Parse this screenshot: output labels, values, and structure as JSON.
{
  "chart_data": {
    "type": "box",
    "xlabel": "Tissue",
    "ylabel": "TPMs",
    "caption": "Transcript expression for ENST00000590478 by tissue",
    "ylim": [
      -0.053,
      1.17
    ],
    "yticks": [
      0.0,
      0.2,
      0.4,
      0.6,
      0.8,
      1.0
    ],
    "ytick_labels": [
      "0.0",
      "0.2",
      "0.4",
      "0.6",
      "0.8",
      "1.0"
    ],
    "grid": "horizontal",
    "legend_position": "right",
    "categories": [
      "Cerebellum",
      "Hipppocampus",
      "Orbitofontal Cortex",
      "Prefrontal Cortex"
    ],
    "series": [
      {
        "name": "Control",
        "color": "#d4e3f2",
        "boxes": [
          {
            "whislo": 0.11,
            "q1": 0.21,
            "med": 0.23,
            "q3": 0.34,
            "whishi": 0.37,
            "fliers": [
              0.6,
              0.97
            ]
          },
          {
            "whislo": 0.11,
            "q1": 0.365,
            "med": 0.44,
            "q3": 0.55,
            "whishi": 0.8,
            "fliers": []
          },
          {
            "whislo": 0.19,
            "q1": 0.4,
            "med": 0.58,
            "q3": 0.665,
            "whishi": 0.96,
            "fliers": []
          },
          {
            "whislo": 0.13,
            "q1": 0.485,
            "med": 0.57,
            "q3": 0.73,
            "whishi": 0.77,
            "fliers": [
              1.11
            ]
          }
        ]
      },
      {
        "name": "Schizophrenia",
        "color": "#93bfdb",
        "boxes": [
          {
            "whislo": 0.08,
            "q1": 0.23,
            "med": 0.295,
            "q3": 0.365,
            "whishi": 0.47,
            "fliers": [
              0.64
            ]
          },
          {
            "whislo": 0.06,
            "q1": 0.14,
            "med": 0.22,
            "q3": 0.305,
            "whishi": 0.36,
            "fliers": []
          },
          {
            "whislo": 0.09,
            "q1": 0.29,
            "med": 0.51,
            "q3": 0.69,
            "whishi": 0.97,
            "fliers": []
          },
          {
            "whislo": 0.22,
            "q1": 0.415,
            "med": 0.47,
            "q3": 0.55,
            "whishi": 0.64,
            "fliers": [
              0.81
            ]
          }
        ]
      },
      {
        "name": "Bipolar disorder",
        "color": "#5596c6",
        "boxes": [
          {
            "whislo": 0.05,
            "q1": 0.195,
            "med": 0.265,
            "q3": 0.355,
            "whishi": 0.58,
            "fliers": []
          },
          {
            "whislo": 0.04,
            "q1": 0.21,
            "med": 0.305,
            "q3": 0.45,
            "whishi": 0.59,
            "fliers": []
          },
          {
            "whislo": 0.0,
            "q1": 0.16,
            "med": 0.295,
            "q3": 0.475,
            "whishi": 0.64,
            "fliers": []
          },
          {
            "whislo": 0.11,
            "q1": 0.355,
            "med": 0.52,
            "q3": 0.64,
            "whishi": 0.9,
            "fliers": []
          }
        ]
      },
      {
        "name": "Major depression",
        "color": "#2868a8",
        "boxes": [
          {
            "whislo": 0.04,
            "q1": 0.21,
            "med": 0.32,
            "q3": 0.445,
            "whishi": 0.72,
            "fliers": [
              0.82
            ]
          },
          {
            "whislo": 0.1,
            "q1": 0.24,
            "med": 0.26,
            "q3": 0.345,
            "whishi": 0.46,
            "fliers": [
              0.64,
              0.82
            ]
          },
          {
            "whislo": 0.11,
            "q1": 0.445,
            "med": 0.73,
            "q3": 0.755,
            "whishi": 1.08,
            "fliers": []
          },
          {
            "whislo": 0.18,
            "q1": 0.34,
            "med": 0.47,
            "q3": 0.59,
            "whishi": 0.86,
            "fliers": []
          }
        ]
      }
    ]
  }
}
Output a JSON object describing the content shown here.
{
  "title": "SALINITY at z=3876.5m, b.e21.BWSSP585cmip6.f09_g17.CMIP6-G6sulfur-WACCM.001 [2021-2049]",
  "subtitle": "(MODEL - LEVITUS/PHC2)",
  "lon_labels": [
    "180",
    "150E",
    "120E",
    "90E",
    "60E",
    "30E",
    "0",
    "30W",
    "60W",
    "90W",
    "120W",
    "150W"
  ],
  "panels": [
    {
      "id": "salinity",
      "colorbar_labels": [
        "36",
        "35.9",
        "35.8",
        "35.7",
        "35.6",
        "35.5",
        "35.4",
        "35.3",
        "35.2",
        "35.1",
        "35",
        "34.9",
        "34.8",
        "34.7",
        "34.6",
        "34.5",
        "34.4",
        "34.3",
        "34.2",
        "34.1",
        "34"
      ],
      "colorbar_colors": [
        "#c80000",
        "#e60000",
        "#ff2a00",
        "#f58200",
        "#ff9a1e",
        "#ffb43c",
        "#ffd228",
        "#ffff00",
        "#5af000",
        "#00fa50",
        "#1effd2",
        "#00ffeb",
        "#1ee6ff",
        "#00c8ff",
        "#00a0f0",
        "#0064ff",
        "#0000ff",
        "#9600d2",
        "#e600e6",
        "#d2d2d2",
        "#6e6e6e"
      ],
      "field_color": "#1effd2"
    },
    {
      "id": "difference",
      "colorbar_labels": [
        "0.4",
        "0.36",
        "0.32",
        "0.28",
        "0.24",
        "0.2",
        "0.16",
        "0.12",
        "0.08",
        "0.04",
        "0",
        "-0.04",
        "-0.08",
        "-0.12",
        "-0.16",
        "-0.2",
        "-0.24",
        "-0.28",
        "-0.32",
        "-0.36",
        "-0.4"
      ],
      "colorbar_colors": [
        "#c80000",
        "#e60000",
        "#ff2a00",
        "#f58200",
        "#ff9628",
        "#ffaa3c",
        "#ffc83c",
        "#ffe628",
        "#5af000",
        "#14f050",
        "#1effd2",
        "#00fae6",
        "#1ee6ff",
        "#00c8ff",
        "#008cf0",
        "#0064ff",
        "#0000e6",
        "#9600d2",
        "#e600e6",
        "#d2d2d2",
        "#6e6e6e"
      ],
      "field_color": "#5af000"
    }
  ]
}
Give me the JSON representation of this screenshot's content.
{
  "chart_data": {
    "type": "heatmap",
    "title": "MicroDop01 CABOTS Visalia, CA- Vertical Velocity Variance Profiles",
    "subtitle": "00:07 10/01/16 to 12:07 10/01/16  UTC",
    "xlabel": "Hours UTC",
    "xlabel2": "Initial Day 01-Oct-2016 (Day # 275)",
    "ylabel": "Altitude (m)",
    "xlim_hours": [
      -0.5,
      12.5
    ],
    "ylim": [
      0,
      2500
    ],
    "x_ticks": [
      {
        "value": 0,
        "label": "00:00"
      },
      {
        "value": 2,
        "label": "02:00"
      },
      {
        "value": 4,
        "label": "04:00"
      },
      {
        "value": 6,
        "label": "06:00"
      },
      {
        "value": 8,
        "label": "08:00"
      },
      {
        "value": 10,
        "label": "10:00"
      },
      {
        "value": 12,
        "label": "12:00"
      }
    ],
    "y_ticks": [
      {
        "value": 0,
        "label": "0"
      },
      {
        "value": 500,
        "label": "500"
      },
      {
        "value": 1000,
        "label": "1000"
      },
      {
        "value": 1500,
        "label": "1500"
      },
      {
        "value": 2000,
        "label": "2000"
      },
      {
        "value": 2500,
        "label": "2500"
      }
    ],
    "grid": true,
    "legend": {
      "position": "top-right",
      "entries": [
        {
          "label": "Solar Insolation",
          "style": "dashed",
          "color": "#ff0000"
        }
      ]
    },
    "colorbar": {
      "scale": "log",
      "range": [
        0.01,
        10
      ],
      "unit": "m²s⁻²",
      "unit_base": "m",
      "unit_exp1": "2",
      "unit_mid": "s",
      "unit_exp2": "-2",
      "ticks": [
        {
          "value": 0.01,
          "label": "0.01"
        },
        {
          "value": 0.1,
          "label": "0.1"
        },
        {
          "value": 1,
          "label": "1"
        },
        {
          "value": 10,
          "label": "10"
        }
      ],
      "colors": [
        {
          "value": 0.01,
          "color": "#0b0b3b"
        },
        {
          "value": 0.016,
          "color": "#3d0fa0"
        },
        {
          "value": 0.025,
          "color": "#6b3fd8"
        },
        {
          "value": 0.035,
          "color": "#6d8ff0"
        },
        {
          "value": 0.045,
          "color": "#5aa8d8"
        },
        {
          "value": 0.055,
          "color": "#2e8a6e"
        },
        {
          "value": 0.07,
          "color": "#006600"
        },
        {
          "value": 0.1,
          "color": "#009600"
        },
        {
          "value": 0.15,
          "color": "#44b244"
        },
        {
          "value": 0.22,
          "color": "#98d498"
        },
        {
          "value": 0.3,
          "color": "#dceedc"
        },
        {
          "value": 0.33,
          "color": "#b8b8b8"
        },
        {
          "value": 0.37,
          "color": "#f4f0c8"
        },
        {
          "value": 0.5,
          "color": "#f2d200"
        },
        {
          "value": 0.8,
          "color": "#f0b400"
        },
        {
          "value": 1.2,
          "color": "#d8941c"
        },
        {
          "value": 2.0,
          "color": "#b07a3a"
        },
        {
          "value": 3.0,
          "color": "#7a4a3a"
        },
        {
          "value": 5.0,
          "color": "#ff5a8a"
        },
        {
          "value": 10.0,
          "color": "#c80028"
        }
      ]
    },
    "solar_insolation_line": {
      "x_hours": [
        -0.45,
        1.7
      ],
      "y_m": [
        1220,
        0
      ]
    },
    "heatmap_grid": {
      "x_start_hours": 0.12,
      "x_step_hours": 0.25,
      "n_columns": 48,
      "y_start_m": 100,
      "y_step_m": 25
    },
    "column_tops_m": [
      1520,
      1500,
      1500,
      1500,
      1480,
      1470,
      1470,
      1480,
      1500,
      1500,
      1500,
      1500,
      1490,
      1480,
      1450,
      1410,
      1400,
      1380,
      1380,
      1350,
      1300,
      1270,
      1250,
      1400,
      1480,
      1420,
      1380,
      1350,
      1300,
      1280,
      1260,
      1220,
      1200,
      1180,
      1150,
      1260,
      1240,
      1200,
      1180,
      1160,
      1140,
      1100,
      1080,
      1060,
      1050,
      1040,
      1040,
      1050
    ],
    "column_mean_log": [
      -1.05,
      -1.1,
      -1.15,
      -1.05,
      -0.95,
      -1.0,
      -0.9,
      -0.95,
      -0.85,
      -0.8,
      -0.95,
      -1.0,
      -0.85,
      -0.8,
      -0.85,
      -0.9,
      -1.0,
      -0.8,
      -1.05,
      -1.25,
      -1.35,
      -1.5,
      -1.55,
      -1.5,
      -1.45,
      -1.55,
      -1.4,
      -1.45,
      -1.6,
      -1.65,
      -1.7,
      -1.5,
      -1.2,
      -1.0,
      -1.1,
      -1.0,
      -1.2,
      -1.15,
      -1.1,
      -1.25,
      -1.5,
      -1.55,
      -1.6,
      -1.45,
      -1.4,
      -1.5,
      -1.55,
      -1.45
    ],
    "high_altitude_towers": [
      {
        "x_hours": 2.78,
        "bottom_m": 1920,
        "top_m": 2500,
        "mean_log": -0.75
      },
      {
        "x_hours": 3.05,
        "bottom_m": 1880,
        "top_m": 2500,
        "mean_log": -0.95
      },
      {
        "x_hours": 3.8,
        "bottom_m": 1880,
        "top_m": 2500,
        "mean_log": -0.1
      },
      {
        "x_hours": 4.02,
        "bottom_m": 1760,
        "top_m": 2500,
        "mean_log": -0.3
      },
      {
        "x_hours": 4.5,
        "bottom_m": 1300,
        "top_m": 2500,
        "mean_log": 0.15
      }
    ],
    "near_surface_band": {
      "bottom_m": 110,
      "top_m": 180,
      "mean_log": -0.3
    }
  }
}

**EXERCISE**
Display every line of the listing that contains the string "name".

**FULL RESPONSE**
        "name": "Control",
        "name": "Schizophrenia",
        "name": "Bipolar disorder",
        "name": "Major depression",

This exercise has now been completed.